Retype the listing that follows, word for word.

[DATA FOR THIS EXERCISE start]

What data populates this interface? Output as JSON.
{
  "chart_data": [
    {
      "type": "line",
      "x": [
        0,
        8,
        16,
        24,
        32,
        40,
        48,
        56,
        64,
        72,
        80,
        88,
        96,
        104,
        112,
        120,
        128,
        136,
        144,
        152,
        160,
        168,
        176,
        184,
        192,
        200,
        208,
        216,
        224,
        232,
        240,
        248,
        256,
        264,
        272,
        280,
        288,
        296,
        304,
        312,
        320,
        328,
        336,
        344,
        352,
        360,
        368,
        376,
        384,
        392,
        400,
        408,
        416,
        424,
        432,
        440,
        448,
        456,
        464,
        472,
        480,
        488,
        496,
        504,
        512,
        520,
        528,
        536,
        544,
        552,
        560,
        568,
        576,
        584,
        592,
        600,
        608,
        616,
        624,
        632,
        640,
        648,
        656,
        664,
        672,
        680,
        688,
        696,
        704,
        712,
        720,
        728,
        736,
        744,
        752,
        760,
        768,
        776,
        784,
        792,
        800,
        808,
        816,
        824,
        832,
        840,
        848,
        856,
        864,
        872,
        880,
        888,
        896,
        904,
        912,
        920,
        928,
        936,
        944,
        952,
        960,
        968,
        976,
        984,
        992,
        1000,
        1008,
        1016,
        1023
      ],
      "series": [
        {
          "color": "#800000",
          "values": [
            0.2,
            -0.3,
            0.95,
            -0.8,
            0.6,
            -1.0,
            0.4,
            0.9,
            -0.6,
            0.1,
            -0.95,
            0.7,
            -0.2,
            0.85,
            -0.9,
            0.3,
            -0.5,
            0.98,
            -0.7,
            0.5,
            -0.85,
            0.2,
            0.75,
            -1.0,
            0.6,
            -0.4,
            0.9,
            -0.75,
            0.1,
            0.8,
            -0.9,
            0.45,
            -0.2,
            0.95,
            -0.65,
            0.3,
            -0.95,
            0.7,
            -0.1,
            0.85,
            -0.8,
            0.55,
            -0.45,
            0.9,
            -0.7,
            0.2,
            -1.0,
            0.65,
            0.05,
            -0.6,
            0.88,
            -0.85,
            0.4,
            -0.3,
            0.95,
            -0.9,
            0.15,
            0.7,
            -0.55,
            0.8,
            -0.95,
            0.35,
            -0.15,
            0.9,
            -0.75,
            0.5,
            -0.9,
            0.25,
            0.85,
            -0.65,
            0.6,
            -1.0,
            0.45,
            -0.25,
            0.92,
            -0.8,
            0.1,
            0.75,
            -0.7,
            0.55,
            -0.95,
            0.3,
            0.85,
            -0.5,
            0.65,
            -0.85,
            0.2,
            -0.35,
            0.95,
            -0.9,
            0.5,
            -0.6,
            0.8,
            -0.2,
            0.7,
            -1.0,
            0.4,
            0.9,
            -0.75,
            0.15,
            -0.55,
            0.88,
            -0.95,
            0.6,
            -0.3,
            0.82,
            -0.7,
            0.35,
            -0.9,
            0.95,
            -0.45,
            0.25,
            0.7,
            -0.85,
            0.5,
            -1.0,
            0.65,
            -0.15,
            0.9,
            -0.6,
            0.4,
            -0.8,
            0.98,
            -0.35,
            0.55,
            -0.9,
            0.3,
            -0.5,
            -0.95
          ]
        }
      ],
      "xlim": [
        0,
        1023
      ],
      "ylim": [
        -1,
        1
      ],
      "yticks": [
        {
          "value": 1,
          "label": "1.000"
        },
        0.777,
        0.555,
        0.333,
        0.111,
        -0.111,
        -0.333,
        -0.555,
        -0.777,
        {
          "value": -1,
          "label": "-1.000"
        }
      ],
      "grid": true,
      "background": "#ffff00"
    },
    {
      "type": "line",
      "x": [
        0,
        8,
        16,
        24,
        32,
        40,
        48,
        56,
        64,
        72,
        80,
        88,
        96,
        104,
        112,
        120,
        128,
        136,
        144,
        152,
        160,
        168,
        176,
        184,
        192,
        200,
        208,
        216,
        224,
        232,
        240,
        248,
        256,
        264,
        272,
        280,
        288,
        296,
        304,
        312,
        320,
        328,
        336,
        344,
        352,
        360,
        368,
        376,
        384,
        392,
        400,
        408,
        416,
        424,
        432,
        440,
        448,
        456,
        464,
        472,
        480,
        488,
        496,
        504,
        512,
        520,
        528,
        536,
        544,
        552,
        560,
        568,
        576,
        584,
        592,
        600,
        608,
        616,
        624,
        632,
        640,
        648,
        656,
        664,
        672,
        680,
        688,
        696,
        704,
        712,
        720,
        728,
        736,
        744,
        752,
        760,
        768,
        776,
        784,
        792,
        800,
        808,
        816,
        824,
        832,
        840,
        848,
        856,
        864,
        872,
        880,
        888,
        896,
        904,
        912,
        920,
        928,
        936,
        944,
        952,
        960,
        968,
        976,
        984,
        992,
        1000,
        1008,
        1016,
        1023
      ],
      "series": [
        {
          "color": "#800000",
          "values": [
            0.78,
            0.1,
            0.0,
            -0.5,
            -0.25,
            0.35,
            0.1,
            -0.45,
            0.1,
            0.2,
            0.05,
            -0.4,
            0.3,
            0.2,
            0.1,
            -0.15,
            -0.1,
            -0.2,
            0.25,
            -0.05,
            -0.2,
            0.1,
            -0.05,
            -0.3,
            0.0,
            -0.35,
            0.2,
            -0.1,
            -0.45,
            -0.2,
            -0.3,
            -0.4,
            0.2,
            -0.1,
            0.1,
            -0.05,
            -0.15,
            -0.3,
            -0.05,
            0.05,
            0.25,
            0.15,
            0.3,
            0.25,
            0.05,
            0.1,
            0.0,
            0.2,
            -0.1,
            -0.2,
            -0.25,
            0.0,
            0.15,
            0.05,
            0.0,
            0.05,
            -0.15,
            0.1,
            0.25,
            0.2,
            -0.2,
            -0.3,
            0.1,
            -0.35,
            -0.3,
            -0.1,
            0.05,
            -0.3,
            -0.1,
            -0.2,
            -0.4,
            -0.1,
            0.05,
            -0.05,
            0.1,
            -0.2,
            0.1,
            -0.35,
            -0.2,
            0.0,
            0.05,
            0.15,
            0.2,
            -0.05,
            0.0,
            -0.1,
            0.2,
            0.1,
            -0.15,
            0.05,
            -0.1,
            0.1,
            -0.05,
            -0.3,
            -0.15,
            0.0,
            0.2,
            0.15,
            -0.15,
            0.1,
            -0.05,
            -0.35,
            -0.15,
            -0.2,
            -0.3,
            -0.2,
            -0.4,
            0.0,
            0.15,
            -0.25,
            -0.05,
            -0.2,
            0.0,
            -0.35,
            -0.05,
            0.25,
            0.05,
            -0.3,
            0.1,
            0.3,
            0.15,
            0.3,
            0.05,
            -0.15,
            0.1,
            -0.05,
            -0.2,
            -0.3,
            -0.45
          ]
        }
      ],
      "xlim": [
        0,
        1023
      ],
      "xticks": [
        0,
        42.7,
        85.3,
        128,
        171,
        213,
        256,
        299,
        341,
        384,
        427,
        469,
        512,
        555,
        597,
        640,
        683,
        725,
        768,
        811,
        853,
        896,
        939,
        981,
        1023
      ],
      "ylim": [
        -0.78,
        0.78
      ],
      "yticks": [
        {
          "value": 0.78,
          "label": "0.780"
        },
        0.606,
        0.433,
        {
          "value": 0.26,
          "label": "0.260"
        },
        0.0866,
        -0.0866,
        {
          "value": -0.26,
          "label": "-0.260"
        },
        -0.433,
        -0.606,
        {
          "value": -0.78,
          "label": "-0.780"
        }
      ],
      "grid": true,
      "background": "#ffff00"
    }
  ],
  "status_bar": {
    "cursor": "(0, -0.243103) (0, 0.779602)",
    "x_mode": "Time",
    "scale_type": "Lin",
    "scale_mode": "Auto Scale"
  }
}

[DATA FOR THIS EXERCISE end]

EXERCISE RESPONSE.
What data populates this interface? Output as JSON.
{
  "chart_data": [
    {
      "type": "line",
      "x": [
        0,
        8,
        16,
        24,
        32,
        40,
        48,
        56,
        64,
        72,
        80,
        88,
        96,
        104,
        112,
        120,
        128,
        136,
        144,
        152,
        160,
        168,
        176,
        184,
        192,
        200,
        208,
        216,
        224,
        232,
        240,
        248,
        256,
        264,
        272,
        280,
        288,
        296,
        304,
        312,
        320,
        328,
        336,
        344,
        352,
        360,
        368,
        376,
        384,
        392,
        400,
        408,
        416,
        424,
        432,
        440,
        448,
        456,
        464,
        472,
        480,
        488,
        496,
        504,
        512,
        520,
        528,
        536,
        544,
        552,
        560,
        568,
        576,
        584,
        592,
        600,
        608,
        616,
        624,
        632,
        640,
        648,
        656,
        664,
        672,
        680,
        688,
        696,
        704,
        712,
        720,
        728,
        736,
        744,
        752,
        760,
        768,
        776,
        784,
        792,
        800,
        808,
        816,
        824,
        832,
        840,
        848,
        856,
        864,
        872,
        880,
        888,
        896,
        904,
        912,
        920,
        928,
        936,
        944,
        952,
        960,
        968,
        976,
        984,
        992,
        1000,
        1008,
        1016,
        1023
      ],
      "series": [
        {
          "color": "#800000",
          "values": [
            0.2,
            -0.3,
            0.95,
            -0.8,
            0.6,
            -1.0,
            0.4,
            0.9,
            -0.6,
            0.1,
            -0.95,
            0.7,
            -0.2,
            0.85,
            -0.9,
            0.3,
            -0.5,
            0.98,
            -0.7,
            0.5,
            -0.85,
            0.2,
            0.75,
            -1.0,
            0.6,
            -0.4,
            0.9,
            -0.75,
            0.1,
            0.8,
            -0.9,
            0.45,
            -0.2,
            0.95,
            -0.65,
            0.3,
            -0.95,
            0.7,
            -0.1,
            0.85,
            -0.8,
            0.55,
            -0.45,
            0.9,
            -0.7,
            0.2,
            -1.0,
            0.65,
            0.05,
            -0.6,
            0.88,
            -0.85,
            0.4,
            -0.3,
            0.95,
            -0.9,
            0.15,
            0.7,
            -0.55,
            0.8,
            -0.95,
            0.35,
            -0.15,
            0.9,
            -0.75,
            0.5,
            -0.9,
            0.25,
            0.85,
            -0.65,
            0.6,
            -1.0,
            0.45,
            -0.25,
            0.92,
            -0.8,
            0.1,
            0.75,
            -0.7,
            0.55,
            -0.95,
            0.3,
            0.85,
            -0.5,
            0.65,
            -0.85,
            0.2,
            -0.35,
            0.95,
            -0.9,
            0.5,
            -0.6,
            0.8,
            -0.2,
            0.7,
            -1.0,
            0.4,
            0.9,
            -0.75,
            0.15,
            -0.55,
            0.88,
            -0.95,
            0.6,
            -0.3,
            0.82,
            -0.7,
            0.35,
            -0.9,
            0.95,
            -0.45,
            0.25,
            0.7,
            -0.85,
            0.5,
            -1.0,
            0.65,
            -0.15,
            0.9,
            -0.6,
            0.4,
            -0.8,
            0.98,
            -0.35,
            0.55,
            -0.9,
            0.3,
            -0.5,
            -0.95
          ]
        }
      ],
      "xlim": [
        0,
        1023
      ],
      "ylim": [
        -1,
        1
      ],
      "yticks": [
        {
          "value": 1,
          "label": "1.000"
        },
        0.777,
        0.555,
        0.333,
        0.111,
        -0.111,
        -0.333,
        -0.555,
        -0.777,
        {
          "value": -1,
          "label": "-1.000"
        }
      ],
      "grid": true,
      "background": "#ffff00"
    },
    {
      "type": "line",
      "x": [
        0,
        8,
        16,
        24,
        32,
        40,
        48,
        56,
        64,
        72,
        80,
        88,
        96,
        104,
        112,
        120,
        128,
        136,
        144,
        152,
        160,
        168,
        176,
        184,
        192,
        200,
        208,
        216,
        224,
        232,
        240,
        248,
        256,
        264,
        272,
        280,
        288,
        296,
        304,
        312,
        320,
        328,
        336,
        344,
        352,
        360,
        368,
        376,
        384,
        392,
        400,
        408,
        416,
        424,
        432,
        440,
        448,
        456,
        464,
        472,
        480,
        488,
        496,
        504,
        512,
        520,
        528,
        536,
        544,
        552,
        560,
        568,
        576,
        584,
        592,
        600,
        608,
        616,
        624,
        632,
        640,
        648,
        656,
        664,
        672,
        680,
        688,
        696,
        704,
        712,
        720,
        728,
        736,
        744,
        752,
        760,
        768,
        776,
        784,
        792,
        800,
        808,
        816,
        824,
        832,
        840,
        848,
        856,
        864,
        872,
        880,
        888,
        896,
        904,
        912,
        920,
        928,
        936,
        944,
        952,
        960,
        968,
        976,
        984,
        992,
        1000,
        1008,
        1016,
        1023
      ],
      "series": [
        {
          "color": "#800000",
          "values": [
            0.78,
            0.1,
            0.0,
            -0.5,
            -0.25,
            0.35,
            0.1,
            -0.45,
            0.1,
            0.2,
            0.05,
            -0.4,
            0.3,
            0.2,
            0.1,
            -0.15,
            -0.1,
            -0.2,
            0.25,
            -0.05,
            -0.2,
            0.1,
            -0.05,
            -0.3,
            0.0,
            -0.35,
            0.2,
            -0.1,
            -0.45,
            -0.2,
            -0.3,
            -0.4,
            0.2,
            -0.1,
            0.1,
            -0.05,
            -0.15,
            -0.3,
            -0.05,
            0.05,
            0.25,
            0.15,
            0.3,
            0.25,
            0.05,
            0.1,
            0.0,
            0.2,
            -0.1,
            -0.2,
            -0.25,
            0.0,
            0.15,
            0.05,
            0.0,
            0.05,
            -0.15,
            0.1,
            0.25,
            0.2,
            -0.2,
            -0.3,
            0.1,
            -0.35,
            -0.3,
            -0.1,
            0.05,
            -0.3,
            -0.1,
            -0.2,
            -0.4,
            -0.1,
            0.05,
            -0.05,
            0.1,
            -0.2,
            0.1,
            -0.35,
            -0.2,
            0.0,
            0.05,
            0.15,
            0.2,
            -0.05,
            0.0,
            -0.1,
            0.2,
            0.1,
            -0.15,
            0.05,
            -0.1,
            0.1,
            -0.05,
            -0.3,
            -0.15,
            0.0,
            0.2,
            0.15,
            -0.15,
            0.1,
            -0.05,
            -0.35,
            -0.15,
            -0.2,
            -0.3,
            -0.2,
            -0.4,
            0.0,
            0.15,
            -0.25,
            -0.05,
            -0.2,
            0.0,
            -0.35,
            -0.05,
            0.25,
            0.05,
            -0.3,
            0.1,
            0.3,
            0.15,
            0.3,
            0.05,
            -0.15,
            0.1,
            -0.05,
            -0.2,
            -0.3,
            -0.45
          ]
        }
      ],
      "xlim": [
        0,
        1023
      ],
      "xticks": [
        0,
        42.7,
        85.3,
        128,
        171,
        213,
        256,
        299,
        341,
        384,
        427,
        469,
        512,
        555,
        597,
        640,
        683,
        725,
        768,
        811,
        853,
        896,
        939,
        981,
        1023
      ],
      "ylim": [
        -0.78,
        0.78
      ],
      "yticks": [
        {
          "value": 0.78,
          "label": "0.780"
        },
        0.606,
        0.433,
        {
          "value": 0.26,
          "label": "0.260"
        },
        0.0866,
        -0.0866,
        {
          "value": -0.26,
          "label": "-0.260"
        },
        -0.433,
        -0.606,
        {
          "value": -0.78,
          "label": "-0.780"
        }
      ],
      "grid": true,
      "background": "#ffff00"
    }
  ],
  "status_bar": {
    "cursor": "(0, -0.243103) (0, 0.779602)",
    "x_mode": "Time",
    "scale_type": "Lin",
    "scale_mode": "Auto Scale"
  }
}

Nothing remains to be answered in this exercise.